STATED PROBLEM =
Reproduce all the material exactly, minus any pictures it holds.
_ _ _ _ _ _ _
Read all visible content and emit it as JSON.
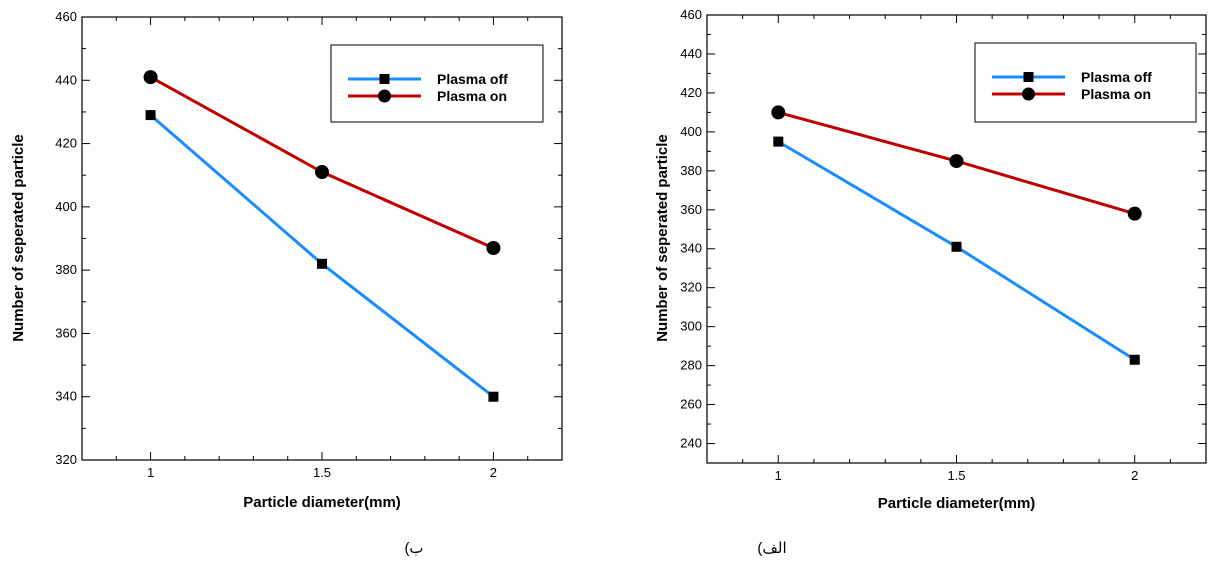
{
  "colors": {
    "plasma_off": "#1a8cff",
    "plasma_on": "#c00000"
  },
  "chart_data": [
    {
      "type": "line",
      "caption": "ب)",
      "xlabel": "Particle diameter(mm)",
      "ylabel": "Number of seperated particle",
      "xlim": [
        0.8,
        2.2
      ],
      "ylim": [
        320,
        460
      ],
      "x_ticks": [
        1,
        1.5,
        2
      ],
      "x_tick_labels": [
        "1",
        "1.5",
        "2"
      ],
      "y_ticks": [
        320,
        340,
        360,
        380,
        400,
        420,
        440,
        460
      ],
      "legend": "top-right",
      "x": [
        1,
        1.5,
        2
      ],
      "series": [
        {
          "name": "Plasma off",
          "values": [
            429,
            382,
            340
          ],
          "marker": "square",
          "color": "#1a8cff"
        },
        {
          "name": "Plasma on",
          "values": [
            441,
            411,
            387
          ],
          "marker": "circle",
          "color": "#c00000"
        }
      ]
    },
    {
      "type": "line",
      "caption": "الف)",
      "xlabel": "Particle diameter(mm)",
      "ylabel": "Number of seperated particle",
      "xlim": [
        0.8,
        2.2
      ],
      "ylim": [
        230,
        460
      ],
      "x_ticks": [
        1,
        1.5,
        2
      ],
      "x_tick_labels": [
        "1",
        "1.5",
        "2"
      ],
      "y_ticks": [
        240,
        260,
        280,
        300,
        320,
        340,
        360,
        380,
        400,
        420,
        440,
        460
      ],
      "legend": "top-right",
      "x": [
        1,
        1.5,
        2
      ],
      "series": [
        {
          "name": "Plasma off",
          "values": [
            395,
            341,
            283
          ],
          "marker": "square",
          "color": "#1a8cff"
        },
        {
          "name": "Plasma on",
          "values": [
            410,
            385,
            358
          ],
          "marker": "circle",
          "color": "#c00000"
        }
      ]
    }
  ]
}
_ _ _ _ _ _ _
RESULT OF THE EXERCISE =
Read all visible content and emit it as JSON.
{
  "colors": {
    "plasma_off": "#1a8cff",
    "plasma_on": "#c00000"
  },
  "chart_data": [
    {
      "type": "line",
      "caption": "ب)",
      "xlabel": "Particle diameter(mm)",
      "ylabel": "Number of seperated particle",
      "xlim": [
        0.8,
        2.2
      ],
      "ylim": [
        320,
        460
      ],
      "x_ticks": [
        1,
        1.5,
        2
      ],
      "x_tick_labels": [
        "1",
        "1.5",
        "2"
      ],
      "y_ticks": [
        320,
        340,
        360,
        380,
        400,
        420,
        440,
        460
      ],
      "legend": "top-right",
      "x": [
        1,
        1.5,
        2
      ],
      "series": [
        {
          "name": "Plasma off",
          "values": [
            429,
            382,
            340
          ],
          "marker": "square",
          "color": "#1a8cff"
        },
        {
          "name": "Plasma on",
          "values": [
            441,
            411,
            387
          ],
          "marker": "circle",
          "color": "#c00000"
        }
      ]
    },
    {
      "type": "line",
      "caption": "الف)",
      "xlabel": "Particle diameter(mm)",
      "ylabel": "Number of seperated particle",
      "xlim": [
        0.8,
        2.2
      ],
      "ylim": [
        230,
        460
      ],
      "x_ticks": [
        1,
        1.5,
        2
      ],
      "x_tick_labels": [
        "1",
        "1.5",
        "2"
      ],
      "y_ticks": [
        240,
        260,
        280,
        300,
        320,
        340,
        360,
        380,
        400,
        420,
        440,
        460
      ],
      "legend": "top-right",
      "x": [
        1,
        1.5,
        2
      ],
      "series": [
        {
          "name": "Plasma off",
          "values": [
            395,
            341,
            283
          ],
          "marker": "square",
          "color": "#1a8cff"
        },
        {
          "name": "Plasma on",
          "values": [
            410,
            385,
            358
          ],
          "marker": "circle",
          "color": "#c00000"
        }
      ]
    }
  ]
}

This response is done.